- **What needs to be done**:
The records below need retyping in full; give them again exactly.

- **Records for this exercise**:
※

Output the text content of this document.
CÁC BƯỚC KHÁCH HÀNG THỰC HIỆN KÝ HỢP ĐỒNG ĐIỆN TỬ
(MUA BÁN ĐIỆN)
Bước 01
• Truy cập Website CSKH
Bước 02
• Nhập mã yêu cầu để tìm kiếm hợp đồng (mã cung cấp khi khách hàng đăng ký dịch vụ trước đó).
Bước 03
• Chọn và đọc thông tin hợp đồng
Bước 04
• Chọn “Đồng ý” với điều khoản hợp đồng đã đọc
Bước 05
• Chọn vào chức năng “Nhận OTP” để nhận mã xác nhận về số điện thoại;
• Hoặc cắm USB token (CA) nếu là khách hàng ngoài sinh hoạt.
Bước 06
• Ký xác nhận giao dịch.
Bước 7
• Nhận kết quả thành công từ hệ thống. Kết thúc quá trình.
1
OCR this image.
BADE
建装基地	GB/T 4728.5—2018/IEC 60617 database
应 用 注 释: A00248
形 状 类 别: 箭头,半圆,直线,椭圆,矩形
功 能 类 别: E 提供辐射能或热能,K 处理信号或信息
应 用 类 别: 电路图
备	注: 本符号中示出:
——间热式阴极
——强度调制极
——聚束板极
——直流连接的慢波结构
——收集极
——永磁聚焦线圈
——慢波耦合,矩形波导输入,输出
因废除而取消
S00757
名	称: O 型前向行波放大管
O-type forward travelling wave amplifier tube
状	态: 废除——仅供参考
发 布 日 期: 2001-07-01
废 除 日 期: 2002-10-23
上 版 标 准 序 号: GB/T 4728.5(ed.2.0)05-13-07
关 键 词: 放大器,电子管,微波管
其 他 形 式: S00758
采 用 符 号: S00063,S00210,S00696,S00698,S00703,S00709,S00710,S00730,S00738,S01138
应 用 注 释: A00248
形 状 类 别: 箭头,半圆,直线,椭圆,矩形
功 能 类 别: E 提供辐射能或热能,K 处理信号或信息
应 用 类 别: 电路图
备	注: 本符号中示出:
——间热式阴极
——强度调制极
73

※

- **Result of the task**:
Output the text content of this document.
CÁC BƯỚC KHÁCH HÀNG THỰC HIỆN KÝ HỢP ĐỒNG ĐIỆN TỬ
(MUA BÁN ĐIỆN)
Bước 01
• Truy cập Website CSKH
Bước 02
• Nhập mã yêu cầu để tìm kiếm hợp đồng (mã cung cấp khi khách hàng đăng ký dịch vụ trước đó).
Bước 03
• Chọn và đọc thông tin hợp đồng
Bước 04
• Chọn “Đồng ý” với điều khoản hợp đồng đã đọc
Bước 05
• Chọn vào chức năng “Nhận OTP” để nhận mã xác nhận về số điện thoại;
• Hoặc cắm USB token (CA) nếu là khách hàng ngoài sinh hoạt.
Bước 06
• Ký xác nhận giao dịch.
Bước 7
• Nhận kết quả thành công từ hệ thống. Kết thúc quá trình.
1
OCR this image.
BADE
建装基地	GB/T 4728.5—2018/IEC 60617 database
应 用 注 释: A00248
形 状 类 别: 箭头,半圆,直线,椭圆,矩形
功 能 类 别: E 提供辐射能或热能,K 处理信号或信息
应 用 类 别: 电路图
备	注: 本符号中示出:
——间热式阴极
——强度调制极
——聚束板极
——直流连接的慢波结构
——收集极
——永磁聚焦线圈
——慢波耦合,矩形波导输入,输出
因废除而取消
S00757
名	称: O 型前向行波放大管
O-type forward travelling wave amplifier tube
状	态: 废除——仅供参考
发 布 日 期: 2001-07-01
废 除 日 期: 2002-10-23
上 版 标 准 序 号: GB/T 4728.5(ed.2.0)05-13-07
关 键 词: 放大器,电子管,微波管
其 他 形 式: S00758
采 用 符 号: S00063,S00210,S00696,S00698,S00703,S00709,S00710,S00730,S00738,S01138
应 用 注 释: A00248
形 状 类 别: 箭头,半圆,直线,椭圆,矩形
功 能 类 别: E 提供辐射能或热能,K 处理信号或信息
应 用 类 别: 电路图
备	注: 本符号中示出:
——间热式阴极
——强度调制极
73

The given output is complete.